**Written task:** Take the records underneath and set them down exactly.

**Data extracted from a collection:**
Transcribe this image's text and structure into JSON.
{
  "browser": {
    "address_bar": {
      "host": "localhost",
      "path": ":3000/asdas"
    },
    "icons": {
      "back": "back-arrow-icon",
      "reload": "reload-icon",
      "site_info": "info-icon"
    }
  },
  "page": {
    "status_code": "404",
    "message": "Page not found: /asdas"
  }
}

**The solution:**
Transcribe this image's text and structure into JSON.
{
  "browser": {
    "address_bar": {
      "host": "localhost",
      "path": ":3000/asdas"
    },
    "icons": {
      "back": "back-arrow-icon",
      "reload": "reload-icon",
      "site_info": "info-icon"
    }
  },
  "page": {
    "status_code": "404",
    "message": "Page not found: /asdas"
  }
}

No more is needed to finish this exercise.